**Stored records**
-- start --
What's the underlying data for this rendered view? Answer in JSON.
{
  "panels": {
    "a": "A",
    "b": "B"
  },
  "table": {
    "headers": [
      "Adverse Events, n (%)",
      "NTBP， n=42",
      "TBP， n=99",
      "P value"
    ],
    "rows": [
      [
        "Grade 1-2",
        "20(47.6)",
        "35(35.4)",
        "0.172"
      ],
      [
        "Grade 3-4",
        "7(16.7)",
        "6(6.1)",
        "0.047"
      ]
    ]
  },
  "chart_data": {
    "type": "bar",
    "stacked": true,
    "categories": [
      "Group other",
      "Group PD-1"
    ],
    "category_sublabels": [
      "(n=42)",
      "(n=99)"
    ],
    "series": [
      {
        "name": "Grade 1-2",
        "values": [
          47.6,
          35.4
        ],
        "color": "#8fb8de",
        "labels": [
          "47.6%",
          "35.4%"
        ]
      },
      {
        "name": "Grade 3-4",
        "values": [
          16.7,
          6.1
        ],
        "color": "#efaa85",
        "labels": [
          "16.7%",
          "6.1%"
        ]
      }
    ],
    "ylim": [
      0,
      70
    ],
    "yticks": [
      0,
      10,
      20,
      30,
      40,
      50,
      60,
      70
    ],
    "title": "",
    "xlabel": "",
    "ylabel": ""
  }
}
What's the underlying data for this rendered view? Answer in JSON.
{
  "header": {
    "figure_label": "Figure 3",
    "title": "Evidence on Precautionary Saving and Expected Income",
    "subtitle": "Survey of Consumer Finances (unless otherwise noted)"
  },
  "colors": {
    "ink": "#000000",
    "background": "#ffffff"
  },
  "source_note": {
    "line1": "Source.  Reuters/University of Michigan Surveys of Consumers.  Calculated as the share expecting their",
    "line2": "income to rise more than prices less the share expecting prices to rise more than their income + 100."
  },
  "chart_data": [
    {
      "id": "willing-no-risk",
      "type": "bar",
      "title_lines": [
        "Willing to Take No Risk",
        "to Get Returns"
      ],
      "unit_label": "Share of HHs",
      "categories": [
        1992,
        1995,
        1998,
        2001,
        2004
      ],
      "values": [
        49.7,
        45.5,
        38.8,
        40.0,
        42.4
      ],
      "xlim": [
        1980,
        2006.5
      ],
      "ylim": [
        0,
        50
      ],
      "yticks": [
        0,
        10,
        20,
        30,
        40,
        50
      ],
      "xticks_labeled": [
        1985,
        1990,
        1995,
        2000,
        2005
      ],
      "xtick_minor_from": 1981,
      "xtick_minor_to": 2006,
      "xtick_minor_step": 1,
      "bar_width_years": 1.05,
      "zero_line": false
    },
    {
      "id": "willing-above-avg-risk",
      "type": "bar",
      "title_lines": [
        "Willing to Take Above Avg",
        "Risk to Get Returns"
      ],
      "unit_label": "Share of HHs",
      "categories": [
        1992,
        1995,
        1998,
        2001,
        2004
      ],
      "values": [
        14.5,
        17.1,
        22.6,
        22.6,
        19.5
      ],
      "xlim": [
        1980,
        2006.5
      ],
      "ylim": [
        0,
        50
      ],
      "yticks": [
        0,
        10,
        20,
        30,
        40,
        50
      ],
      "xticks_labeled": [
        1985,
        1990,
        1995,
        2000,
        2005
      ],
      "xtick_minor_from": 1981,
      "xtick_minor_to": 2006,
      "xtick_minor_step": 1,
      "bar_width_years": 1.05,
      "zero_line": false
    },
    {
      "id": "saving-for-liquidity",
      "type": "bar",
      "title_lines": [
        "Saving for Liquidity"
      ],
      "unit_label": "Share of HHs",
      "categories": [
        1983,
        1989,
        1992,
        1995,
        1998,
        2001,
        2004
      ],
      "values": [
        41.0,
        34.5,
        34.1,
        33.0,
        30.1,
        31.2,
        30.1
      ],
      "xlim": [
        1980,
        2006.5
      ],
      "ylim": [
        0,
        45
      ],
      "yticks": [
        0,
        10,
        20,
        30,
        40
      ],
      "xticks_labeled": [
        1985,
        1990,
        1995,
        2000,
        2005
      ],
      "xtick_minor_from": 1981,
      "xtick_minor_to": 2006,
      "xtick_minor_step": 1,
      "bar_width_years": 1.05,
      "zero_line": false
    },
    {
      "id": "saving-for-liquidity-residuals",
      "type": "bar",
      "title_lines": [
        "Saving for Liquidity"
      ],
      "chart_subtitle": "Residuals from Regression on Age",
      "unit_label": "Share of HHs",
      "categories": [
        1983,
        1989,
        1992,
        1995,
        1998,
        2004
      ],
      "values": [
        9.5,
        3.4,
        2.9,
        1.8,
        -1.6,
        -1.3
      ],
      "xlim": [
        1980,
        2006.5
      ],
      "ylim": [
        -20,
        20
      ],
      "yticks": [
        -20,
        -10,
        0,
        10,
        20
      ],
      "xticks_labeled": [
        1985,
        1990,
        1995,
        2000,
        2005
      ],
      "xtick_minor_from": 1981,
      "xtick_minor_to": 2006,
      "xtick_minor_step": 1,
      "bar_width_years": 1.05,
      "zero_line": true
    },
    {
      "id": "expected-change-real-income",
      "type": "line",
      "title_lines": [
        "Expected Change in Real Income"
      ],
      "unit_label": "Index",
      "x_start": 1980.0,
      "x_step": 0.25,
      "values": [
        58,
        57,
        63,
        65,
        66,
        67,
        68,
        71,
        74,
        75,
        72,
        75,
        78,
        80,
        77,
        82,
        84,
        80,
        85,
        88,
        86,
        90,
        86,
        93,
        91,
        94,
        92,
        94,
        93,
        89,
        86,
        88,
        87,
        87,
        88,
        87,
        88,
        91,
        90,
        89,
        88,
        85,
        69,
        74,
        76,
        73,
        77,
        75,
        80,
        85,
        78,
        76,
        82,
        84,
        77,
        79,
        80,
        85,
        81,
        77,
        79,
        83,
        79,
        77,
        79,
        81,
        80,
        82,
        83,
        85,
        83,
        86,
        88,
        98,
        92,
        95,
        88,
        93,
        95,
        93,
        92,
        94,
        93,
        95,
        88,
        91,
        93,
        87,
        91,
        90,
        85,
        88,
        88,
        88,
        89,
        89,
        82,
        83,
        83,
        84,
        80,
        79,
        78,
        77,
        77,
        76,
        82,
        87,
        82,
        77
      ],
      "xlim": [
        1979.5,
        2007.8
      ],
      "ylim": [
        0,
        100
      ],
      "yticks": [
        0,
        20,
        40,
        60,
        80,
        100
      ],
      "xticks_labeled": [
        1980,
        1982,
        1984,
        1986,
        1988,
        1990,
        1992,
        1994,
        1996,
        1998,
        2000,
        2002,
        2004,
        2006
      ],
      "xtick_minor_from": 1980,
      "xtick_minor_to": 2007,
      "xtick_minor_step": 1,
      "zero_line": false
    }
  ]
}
-- end --
Check every line of the data, and copy the ones that contain "their".

    "line1": "Source.  Reuters/University of Michigan Surveys of Consumers.  Calculated as the share expecting their",
    "line2": "income to rise more than prices less the share expecting prices to rise more than their income + 100."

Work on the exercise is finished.